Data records
::::::
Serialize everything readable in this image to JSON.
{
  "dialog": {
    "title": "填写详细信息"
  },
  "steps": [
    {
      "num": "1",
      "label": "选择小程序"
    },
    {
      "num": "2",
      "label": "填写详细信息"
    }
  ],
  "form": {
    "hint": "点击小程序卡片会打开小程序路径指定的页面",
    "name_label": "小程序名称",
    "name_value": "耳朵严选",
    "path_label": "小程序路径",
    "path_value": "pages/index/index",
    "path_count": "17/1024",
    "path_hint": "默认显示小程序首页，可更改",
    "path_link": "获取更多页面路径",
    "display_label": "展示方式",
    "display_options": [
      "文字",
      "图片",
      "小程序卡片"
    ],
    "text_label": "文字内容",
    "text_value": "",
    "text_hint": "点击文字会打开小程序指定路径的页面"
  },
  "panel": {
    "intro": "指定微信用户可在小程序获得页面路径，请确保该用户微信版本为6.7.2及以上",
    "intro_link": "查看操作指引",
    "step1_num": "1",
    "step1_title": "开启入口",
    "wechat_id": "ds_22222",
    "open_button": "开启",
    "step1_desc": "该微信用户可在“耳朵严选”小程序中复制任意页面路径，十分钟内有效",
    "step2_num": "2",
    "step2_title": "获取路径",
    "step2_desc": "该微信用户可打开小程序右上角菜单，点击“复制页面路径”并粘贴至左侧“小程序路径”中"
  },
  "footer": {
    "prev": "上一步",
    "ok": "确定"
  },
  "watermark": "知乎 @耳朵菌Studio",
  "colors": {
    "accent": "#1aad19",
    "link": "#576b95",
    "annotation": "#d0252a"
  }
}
::::::
● EXERCISE DETAILS:
Once more, set down the full listing, verbatim.

● WRITTEN RESPONSE:
Serialize everything readable in this image to JSON.
{
  "dialog": {
    "title": "填写详细信息"
  },
  "steps": [
    {
      "num": "1",
      "label": "选择小程序"
    },
    {
      "num": "2",
      "label": "填写详细信息"
    }
  ],
  "form": {
    "hint": "点击小程序卡片会打开小程序路径指定的页面",
    "name_label": "小程序名称",
    "name_value": "耳朵严选",
    "path_label": "小程序路径",
    "path_value": "pages/index/index",
    "path_count": "17/1024",
    "path_hint": "默认显示小程序首页，可更改",
    "path_link": "获取更多页面路径",
    "display_label": "展示方式",
    "display_options": [
      "文字",
      "图片",
      "小程序卡片"
    ],
    "text_label": "文字内容",
    "text_value": "",
    "text_hint": "点击文字会打开小程序指定路径的页面"
  },
  "panel": {
    "intro": "指定微信用户可在小程序获得页面路径，请确保该用户微信版本为6.7.2及以上",
    "intro_link": "查看操作指引",
    "step1_num": "1",
    "step1_title": "开启入口",
    "wechat_id": "ds_22222",
    "open_button": "开启",
    "step1_desc": "该微信用户可在“耳朵严选”小程序中复制任意页面路径，十分钟内有效",
    "step2_num": "2",
    "step2_title": "获取路径",
    "step2_desc": "该微信用户可打开小程序右上角菜单，点击“复制页面路径”并粘贴至左侧“小程序路径”中"
  },
  "footer": {
    "prev": "上一步",
    "ok": "确定"
  },
  "watermark": "知乎 @耳朵菌Studio",
  "colors": {
    "accent": "#1aad19",
    "link": "#576b95",
    "annotation": "#d0252a"
  }
}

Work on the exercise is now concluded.